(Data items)

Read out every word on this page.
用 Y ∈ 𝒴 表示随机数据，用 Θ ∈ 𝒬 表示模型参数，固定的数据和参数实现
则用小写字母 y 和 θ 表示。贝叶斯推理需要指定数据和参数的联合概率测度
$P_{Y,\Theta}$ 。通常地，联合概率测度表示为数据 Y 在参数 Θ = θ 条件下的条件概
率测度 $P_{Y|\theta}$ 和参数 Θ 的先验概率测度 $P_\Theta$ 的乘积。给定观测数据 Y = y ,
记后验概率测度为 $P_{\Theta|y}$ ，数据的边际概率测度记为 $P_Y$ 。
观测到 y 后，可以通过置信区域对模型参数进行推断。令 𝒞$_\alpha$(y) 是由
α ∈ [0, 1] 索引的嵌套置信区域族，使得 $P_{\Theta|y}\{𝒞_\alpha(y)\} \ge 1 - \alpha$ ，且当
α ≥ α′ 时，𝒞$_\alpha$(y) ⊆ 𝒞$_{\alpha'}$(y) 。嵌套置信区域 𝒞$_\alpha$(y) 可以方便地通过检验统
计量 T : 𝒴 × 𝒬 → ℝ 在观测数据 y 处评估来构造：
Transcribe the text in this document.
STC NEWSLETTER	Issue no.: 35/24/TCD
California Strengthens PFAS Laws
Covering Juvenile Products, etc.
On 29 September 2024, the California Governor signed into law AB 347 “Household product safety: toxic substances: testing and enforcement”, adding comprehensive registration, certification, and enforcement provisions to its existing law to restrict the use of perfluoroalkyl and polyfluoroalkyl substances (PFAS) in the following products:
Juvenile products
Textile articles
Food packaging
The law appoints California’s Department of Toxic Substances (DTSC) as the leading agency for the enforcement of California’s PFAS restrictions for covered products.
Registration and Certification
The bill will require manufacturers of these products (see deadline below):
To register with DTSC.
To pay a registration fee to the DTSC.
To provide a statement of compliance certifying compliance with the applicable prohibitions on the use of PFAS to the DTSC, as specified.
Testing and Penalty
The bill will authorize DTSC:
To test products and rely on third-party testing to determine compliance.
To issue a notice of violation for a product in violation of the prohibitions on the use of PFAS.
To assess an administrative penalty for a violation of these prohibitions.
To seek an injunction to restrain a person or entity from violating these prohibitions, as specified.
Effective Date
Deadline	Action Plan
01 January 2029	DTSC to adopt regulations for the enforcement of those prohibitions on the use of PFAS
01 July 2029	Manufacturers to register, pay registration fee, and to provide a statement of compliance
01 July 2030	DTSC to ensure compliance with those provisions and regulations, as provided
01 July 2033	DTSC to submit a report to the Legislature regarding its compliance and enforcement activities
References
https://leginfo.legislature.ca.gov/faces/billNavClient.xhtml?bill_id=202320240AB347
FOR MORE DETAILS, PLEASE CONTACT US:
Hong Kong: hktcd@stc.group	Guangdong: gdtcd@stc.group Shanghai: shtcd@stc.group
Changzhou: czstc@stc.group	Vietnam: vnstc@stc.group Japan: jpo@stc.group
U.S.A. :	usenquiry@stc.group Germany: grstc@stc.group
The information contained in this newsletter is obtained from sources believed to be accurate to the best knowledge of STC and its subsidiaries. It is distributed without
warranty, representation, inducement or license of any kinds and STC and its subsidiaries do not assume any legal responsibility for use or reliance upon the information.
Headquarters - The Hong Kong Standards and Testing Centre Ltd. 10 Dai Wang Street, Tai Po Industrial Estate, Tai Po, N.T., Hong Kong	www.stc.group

SET TASK –
Look for "those" and pull out every line that has it.

RESULT OF THIS TASK –
01 January 2029	DTSC to adopt regulations for the enforcement of those prohibitions on the use of PFAS
01 July 2030	DTSC to ensure compliance with those provisions and regulations, as provided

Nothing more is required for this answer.